> _Direction_: Copy each line exactly.

> _Stored records_:
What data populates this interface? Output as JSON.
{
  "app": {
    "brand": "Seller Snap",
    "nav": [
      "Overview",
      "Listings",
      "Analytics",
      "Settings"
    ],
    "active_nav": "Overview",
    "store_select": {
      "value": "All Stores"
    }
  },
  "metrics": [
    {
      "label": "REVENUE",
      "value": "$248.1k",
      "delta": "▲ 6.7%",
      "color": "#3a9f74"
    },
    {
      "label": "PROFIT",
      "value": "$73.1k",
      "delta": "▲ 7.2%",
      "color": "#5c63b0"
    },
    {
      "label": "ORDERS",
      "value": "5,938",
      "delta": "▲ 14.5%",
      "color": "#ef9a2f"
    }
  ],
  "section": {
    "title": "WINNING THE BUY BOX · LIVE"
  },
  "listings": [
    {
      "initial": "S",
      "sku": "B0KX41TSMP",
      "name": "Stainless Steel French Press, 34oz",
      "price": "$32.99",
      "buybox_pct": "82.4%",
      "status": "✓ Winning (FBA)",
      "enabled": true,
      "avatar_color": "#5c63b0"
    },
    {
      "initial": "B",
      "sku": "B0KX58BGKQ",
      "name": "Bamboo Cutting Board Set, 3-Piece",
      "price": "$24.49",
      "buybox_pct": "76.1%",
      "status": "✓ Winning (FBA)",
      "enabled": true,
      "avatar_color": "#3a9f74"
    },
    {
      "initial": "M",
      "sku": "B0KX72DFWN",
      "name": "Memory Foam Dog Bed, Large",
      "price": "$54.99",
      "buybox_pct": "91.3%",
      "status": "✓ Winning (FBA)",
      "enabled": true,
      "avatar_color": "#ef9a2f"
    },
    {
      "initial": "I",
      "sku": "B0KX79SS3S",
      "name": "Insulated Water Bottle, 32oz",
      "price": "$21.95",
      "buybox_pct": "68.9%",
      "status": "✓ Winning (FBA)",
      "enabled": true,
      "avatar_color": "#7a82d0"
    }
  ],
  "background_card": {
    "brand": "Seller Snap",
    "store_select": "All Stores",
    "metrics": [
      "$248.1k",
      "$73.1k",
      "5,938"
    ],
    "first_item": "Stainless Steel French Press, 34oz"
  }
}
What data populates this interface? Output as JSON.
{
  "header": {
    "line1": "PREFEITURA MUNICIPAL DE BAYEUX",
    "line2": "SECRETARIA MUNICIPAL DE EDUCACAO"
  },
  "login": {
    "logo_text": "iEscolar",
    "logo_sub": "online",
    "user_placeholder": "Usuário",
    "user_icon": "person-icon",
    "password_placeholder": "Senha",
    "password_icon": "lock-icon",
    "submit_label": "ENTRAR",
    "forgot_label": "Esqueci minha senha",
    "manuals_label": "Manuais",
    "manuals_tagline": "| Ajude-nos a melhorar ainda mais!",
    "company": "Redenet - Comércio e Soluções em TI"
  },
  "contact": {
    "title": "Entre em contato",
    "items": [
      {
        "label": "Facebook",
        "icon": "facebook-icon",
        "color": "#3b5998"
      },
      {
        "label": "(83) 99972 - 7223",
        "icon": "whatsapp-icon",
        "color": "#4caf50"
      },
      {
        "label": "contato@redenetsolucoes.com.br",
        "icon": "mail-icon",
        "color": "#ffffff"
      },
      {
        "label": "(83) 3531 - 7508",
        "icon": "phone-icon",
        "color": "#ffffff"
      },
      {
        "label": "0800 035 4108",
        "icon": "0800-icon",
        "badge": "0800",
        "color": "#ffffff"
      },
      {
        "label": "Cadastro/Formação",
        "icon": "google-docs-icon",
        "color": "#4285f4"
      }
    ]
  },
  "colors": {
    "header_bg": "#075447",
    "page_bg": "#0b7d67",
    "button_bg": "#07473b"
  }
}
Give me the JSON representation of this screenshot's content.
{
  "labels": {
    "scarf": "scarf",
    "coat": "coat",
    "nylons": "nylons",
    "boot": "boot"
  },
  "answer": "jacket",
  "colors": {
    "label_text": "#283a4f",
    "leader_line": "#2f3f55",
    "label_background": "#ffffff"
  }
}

> _Completed exercise_:
What data populates this interface? Output as JSON.
{
  "app": {
    "brand": "Seller Snap",
    "nav": [
      "Overview",
      "Listings",
      "Analytics",
      "Settings"
    ],
    "active_nav": "Overview",
    "store_select": {
      "value": "All Stores"
    }
  },
  "metrics": [
    {
      "label": "REVENUE",
      "value": "$248.1k",
      "delta": "▲ 6.7%",
      "color": "#3a9f74"
    },
    {
      "label": "PROFIT",
      "value": "$73.1k",
      "delta": "▲ 7.2%",
      "color": "#5c63b0"
    },
    {
      "label": "ORDERS",
      "value": "5,938",
      "delta": "▲ 14.5%",
      "color": "#ef9a2f"
    }
  ],
  "section": {
    "title": "WINNING THE BUY BOX · LIVE"
  },
  "listings": [
    {
      "initial": "S",
      "sku": "B0KX41TSMP",
      "name": "Stainless Steel French Press, 34oz",
      "price": "$32.99",
      "buybox_pct": "82.4%",
      "status": "✓ Winning (FBA)",
      "enabled": true,
      "avatar_color": "#5c63b0"
    },
    {
      "initial": "B",
      "sku": "B0KX58BGKQ",
      "name": "Bamboo Cutting Board Set, 3-Piece",
      "price": "$24.49",
      "buybox_pct": "76.1%",
      "status": "✓ Winning (FBA)",
      "enabled": true,
      "avatar_color": "#3a9f74"
    },
    {
      "initial": "M",
      "sku": "B0KX72DFWN",
      "name": "Memory Foam Dog Bed, Large",
      "price": "$54.99",
      "buybox_pct": "91.3%",
      "status": "✓ Winning (FBA)",
      "enabled": true,
      "avatar_color": "#ef9a2f"
    },
    {
      "initial": "I",
      "sku": "B0KX79SS3S",
      "name": "Insulated Water Bottle, 32oz",
      "price": "$21.95",
      "buybox_pct": "68.9%",
      "status": "✓ Winning (FBA)",
      "enabled": true,
      "avatar_color": "#7a82d0"
    }
  ],
  "background_card": {
    "brand": "Seller Snap",
    "store_select": "All Stores",
    "metrics": [
      "$248.1k",
      "$73.1k",
      "5,938"
    ],
    "first_item": "Stainless Steel French Press, 34oz"
  }
}
What data populates this interface? Output as JSON.
{
  "header": {
    "line1": "PREFEITURA MUNICIPAL DE BAYEUX",
    "line2": "SECRETARIA MUNICIPAL DE EDUCACAO"
  },
  "login": {
    "logo_text": "iEscolar",
    "logo_sub": "online",
    "user_placeholder": "Usuário",
    "user_icon": "person-icon",
    "password_placeholder": "Senha",
    "password_icon": "lock-icon",
    "submit_label": "ENTRAR",
    "forgot_label": "Esqueci minha senha",
    "manuals_label": "Manuais",
    "manuals_tagline": "| Ajude-nos a melhorar ainda mais!",
    "company": "Redenet - Comércio e Soluções em TI"
  },
  "contact": {
    "title": "Entre em contato",
    "items": [
      {
        "label": "Facebook",
        "icon": "facebook-icon",
        "color": "#3b5998"
      },
      {
        "label": "(83) 99972 - 7223",
        "icon": "whatsapp-icon",
        "color": "#4caf50"
      },
      {
        "label": "contato@redenetsolucoes.com.br",
        "icon": "mail-icon",
        "color": "#ffffff"
      },
      {
        "label": "(83) 3531 - 7508",
        "icon": "phone-icon",
        "color": "#ffffff"
      },
      {
        "label": "0800 035 4108",
        "icon": "0800-icon",
        "badge": "0800",
        "color": "#ffffff"
      },
      {
        "label": "Cadastro/Formação",
        "icon": "google-docs-icon",
        "color": "#4285f4"
      }
    ]
  },
  "colors": {
    "header_bg": "#075447",
    "page_bg": "#0b7d67",
    "button_bg": "#07473b"
  }
}
Give me the JSON representation of this screenshot's content.
{
  "labels": {
    "scarf": "scarf",
    "coat": "coat",
    "nylons": "nylons",
    "boot": "boot"
  },
  "answer": "jacket",
  "colors": {
    "label_text": "#283a4f",
    "leader_line": "#2f3f55",
    "label_background": "#ffffff"
  }
}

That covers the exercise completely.